• [Records for the exercise]
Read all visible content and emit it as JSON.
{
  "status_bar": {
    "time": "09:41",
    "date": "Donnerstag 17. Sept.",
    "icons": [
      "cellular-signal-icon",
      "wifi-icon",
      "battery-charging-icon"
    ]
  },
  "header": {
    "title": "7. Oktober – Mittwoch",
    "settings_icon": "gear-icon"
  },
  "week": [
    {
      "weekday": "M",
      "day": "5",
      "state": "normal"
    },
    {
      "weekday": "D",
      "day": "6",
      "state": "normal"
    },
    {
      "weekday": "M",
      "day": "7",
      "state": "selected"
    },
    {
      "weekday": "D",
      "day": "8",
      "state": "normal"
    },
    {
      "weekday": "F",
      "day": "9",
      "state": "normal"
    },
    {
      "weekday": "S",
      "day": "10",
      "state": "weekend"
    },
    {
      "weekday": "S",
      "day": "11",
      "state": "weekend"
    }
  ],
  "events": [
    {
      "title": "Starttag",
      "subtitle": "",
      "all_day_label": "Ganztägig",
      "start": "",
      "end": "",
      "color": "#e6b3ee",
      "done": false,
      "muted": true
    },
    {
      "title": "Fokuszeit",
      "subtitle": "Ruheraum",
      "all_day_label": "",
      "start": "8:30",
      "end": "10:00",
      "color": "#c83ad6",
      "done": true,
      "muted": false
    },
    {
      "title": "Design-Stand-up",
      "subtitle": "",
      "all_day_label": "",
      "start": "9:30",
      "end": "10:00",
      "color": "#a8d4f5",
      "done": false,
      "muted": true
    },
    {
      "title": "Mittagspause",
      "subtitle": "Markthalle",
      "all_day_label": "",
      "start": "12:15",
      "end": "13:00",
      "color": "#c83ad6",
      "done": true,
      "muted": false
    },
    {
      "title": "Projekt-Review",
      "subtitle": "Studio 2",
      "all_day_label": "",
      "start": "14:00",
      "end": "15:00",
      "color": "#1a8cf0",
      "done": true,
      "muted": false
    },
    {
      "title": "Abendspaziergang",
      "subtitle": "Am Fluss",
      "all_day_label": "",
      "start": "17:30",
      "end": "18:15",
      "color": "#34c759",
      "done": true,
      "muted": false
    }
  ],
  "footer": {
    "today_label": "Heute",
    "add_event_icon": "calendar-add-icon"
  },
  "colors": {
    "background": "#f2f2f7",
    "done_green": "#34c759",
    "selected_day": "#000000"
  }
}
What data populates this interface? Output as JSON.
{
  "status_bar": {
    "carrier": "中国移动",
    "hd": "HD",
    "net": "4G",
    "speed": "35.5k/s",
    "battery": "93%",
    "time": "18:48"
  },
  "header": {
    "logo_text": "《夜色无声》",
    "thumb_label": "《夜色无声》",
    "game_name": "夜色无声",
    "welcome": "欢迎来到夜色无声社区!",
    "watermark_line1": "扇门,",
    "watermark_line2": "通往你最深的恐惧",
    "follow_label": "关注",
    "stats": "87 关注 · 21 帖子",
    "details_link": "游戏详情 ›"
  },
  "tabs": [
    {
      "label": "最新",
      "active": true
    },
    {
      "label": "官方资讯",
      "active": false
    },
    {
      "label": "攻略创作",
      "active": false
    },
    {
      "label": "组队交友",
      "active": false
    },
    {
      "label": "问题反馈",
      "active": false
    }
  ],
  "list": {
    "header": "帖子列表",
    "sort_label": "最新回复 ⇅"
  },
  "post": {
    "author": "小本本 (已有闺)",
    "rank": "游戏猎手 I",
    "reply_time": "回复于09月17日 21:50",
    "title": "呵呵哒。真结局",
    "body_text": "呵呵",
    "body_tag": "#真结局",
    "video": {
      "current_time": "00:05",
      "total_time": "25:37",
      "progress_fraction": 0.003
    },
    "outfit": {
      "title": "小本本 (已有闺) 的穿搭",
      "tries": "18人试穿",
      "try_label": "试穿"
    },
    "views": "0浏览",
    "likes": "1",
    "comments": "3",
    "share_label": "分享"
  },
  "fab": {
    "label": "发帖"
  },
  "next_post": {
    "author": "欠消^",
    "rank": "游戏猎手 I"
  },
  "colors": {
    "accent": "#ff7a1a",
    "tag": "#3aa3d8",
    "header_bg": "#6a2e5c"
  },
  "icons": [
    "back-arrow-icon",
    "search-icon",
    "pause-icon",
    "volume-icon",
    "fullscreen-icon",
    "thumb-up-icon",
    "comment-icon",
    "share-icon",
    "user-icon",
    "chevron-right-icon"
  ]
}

• [Given exercise] Locate each line with the word "subtitle" and copy it.

• [Solved exercise]
      "subtitle": "",
      "subtitle": "Ruheraum",
      "subtitle": "",
      "subtitle": "Markthalle",
      "subtitle": "Studio 2",
      "subtitle": "Am Fluss",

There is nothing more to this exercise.